··· LISTED RECORDS ···
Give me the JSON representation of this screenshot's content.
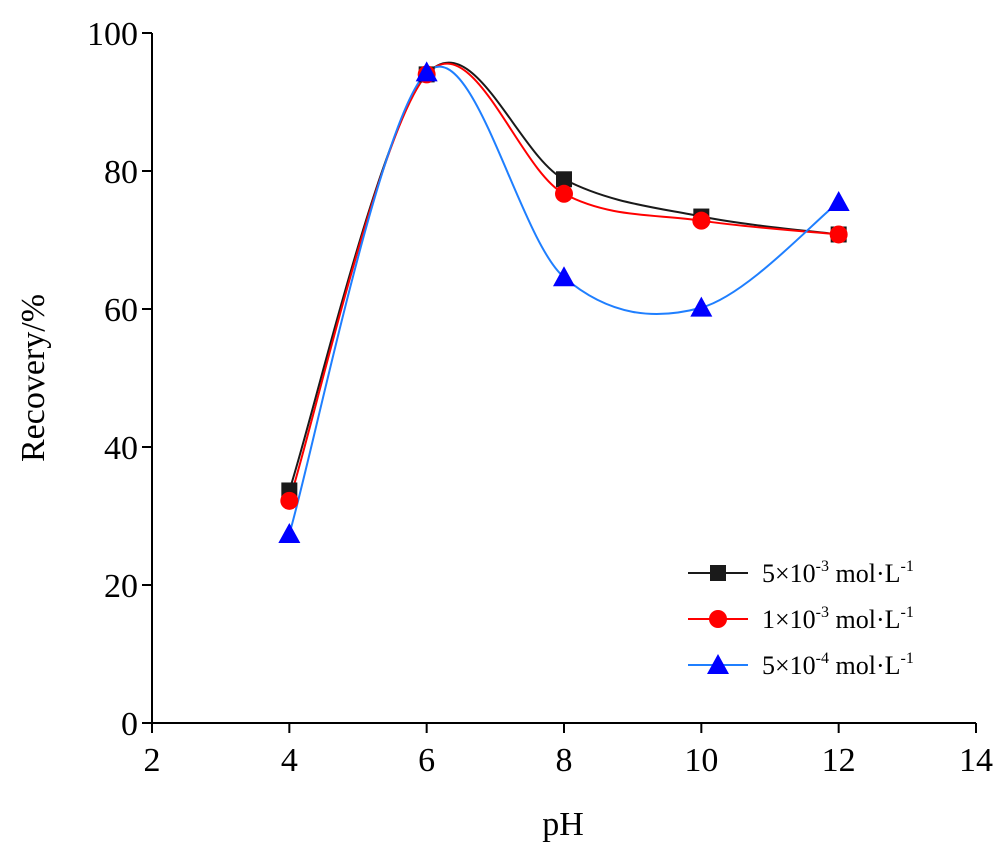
{
  "chart_data": {
    "type": "line",
    "title": "",
    "xlabel": "pH",
    "ylabel": "Recovery/%",
    "xlim": [
      2,
      14
    ],
    "ylim": [
      0,
      100
    ],
    "x_ticks": [
      2,
      4,
      6,
      8,
      10,
      12,
      14
    ],
    "y_ticks": [
      0,
      20,
      40,
      60,
      80,
      100
    ],
    "grid": false,
    "legend_position": "lower-right",
    "x": [
      4,
      6,
      8,
      10,
      12
    ],
    "series": [
      {
        "name": "5×10-3 mol·L-1",
        "label_parts": {
          "coef": "5×10",
          "exp": "-3",
          "unit": " mol·L",
          "unit_exp": "-1"
        },
        "values": [
          33.7,
          94.0,
          78.8,
          73.4,
          70.8
        ],
        "color": "#1a1a1a",
        "marker": "square"
      },
      {
        "name": "1×10-3 mol·L-1",
        "label_parts": {
          "coef": "1×10",
          "exp": "-3",
          "unit": " mol·L",
          "unit_exp": "-1"
        },
        "values": [
          32.2,
          94.0,
          76.7,
          72.8,
          70.8
        ],
        "color": "#ff0000",
        "marker": "circle"
      },
      {
        "name": "5×10-4 mol·L-1",
        "label_parts": {
          "coef": "5×10",
          "exp": "-4",
          "unit": " mol·L",
          "unit_exp": "-1"
        },
        "values": [
          27.4,
          94.3,
          64.6,
          60.2,
          75.5
        ],
        "color": "#0000ff",
        "line_color": "#1f7fff",
        "marker": "triangle"
      }
    ]
  }
}
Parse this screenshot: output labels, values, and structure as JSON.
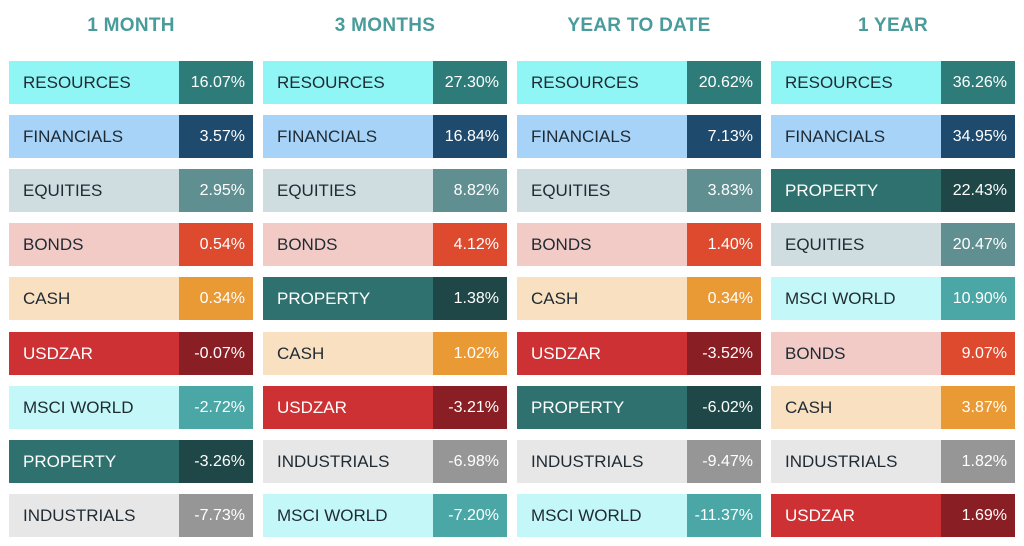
{
  "colors": {
    "title": "#4a9b9b",
    "categories": {
      "RESOURCES": {
        "label_bg": "#8ff5f5",
        "label_fg": "#1f2a33",
        "value_bg": "#2e7c79"
      },
      "FINANCIALS": {
        "label_bg": "#a6d3f7",
        "label_fg": "#1f2a33",
        "value_bg": "#1e4a6e"
      },
      "EQUITIES": {
        "label_bg": "#cfdde1",
        "label_fg": "#1f2a33",
        "value_bg": "#5f8f91"
      },
      "BONDS": {
        "label_bg": "#f2cbc7",
        "label_fg": "#1f2a33",
        "value_bg": "#dd4a2d"
      },
      "CASH": {
        "label_bg": "#f8e0c1",
        "label_fg": "#1f2a33",
        "value_bg": "#e99a35"
      },
      "USDZAR": {
        "label_bg": "#cd3134",
        "label_fg": "#ffffff",
        "value_bg": "#891f24"
      },
      "MSCI WORLD": {
        "label_bg": "#c4f7f7",
        "label_fg": "#1f2a33",
        "value_bg": "#4aa7a6"
      },
      "PROPERTY": {
        "label_bg": "#2e716e",
        "label_fg": "#ffffff",
        "value_bg": "#1f4747"
      },
      "INDUSTRIALS": {
        "label_bg": "#e7e7e7",
        "label_fg": "#1f2a33",
        "value_bg": "#969696"
      }
    }
  },
  "chart_data": {
    "type": "table",
    "columns": [
      {
        "title": "1 MONTH",
        "rows": [
          {
            "label": "RESOURCES",
            "value": "16.07%"
          },
          {
            "label": "FINANCIALS",
            "value": "3.57%"
          },
          {
            "label": "EQUITIES",
            "value": "2.95%"
          },
          {
            "label": "BONDS",
            "value": "0.54%"
          },
          {
            "label": "CASH",
            "value": "0.34%"
          },
          {
            "label": "USDZAR",
            "value": "-0.07%"
          },
          {
            "label": "MSCI WORLD",
            "value": "-2.72%"
          },
          {
            "label": "PROPERTY",
            "value": "-3.26%"
          },
          {
            "label": "INDUSTRIALS",
            "value": "-7.73%"
          }
        ]
      },
      {
        "title": "3 MONTHS",
        "rows": [
          {
            "label": "RESOURCES",
            "value": "27.30%"
          },
          {
            "label": "FINANCIALS",
            "value": "16.84%"
          },
          {
            "label": "EQUITIES",
            "value": "8.82%"
          },
          {
            "label": "BONDS",
            "value": "4.12%"
          },
          {
            "label": "PROPERTY",
            "value": "1.38%"
          },
          {
            "label": "CASH",
            "value": "1.02%"
          },
          {
            "label": "USDZAR",
            "value": "-3.21%"
          },
          {
            "label": "INDUSTRIALS",
            "value": "-6.98%"
          },
          {
            "label": "MSCI WORLD",
            "value": "-7.20%"
          }
        ]
      },
      {
        "title": "YEAR TO DATE",
        "rows": [
          {
            "label": "RESOURCES",
            "value": "20.62%"
          },
          {
            "label": "FINANCIALS",
            "value": "7.13%"
          },
          {
            "label": "EQUITIES",
            "value": "3.83%"
          },
          {
            "label": "BONDS",
            "value": "1.40%"
          },
          {
            "label": "CASH",
            "value": "0.34%"
          },
          {
            "label": "USDZAR",
            "value": "-3.52%"
          },
          {
            "label": "PROPERTY",
            "value": "-6.02%"
          },
          {
            "label": "INDUSTRIALS",
            "value": "-9.47%"
          },
          {
            "label": "MSCI WORLD",
            "value": "-11.37%"
          }
        ]
      },
      {
        "title": "1 YEAR",
        "rows": [
          {
            "label": "RESOURCES",
            "value": "36.26%"
          },
          {
            "label": "FINANCIALS",
            "value": "34.95%"
          },
          {
            "label": "PROPERTY",
            "value": "22.43%"
          },
          {
            "label": "EQUITIES",
            "value": "20.47%"
          },
          {
            "label": "MSCI WORLD",
            "value": "10.90%"
          },
          {
            "label": "BONDS",
            "value": "9.07%"
          },
          {
            "label": "CASH",
            "value": "3.87%"
          },
          {
            "label": "INDUSTRIALS",
            "value": "1.82%"
          },
          {
            "label": "USDZAR",
            "value": "1.69%"
          }
        ]
      }
    ]
  }
}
···
■ WHAT IS REQUIRED ■
Give only the number of lines in the material above that hold the word "this".

■ RESPONSE ■
2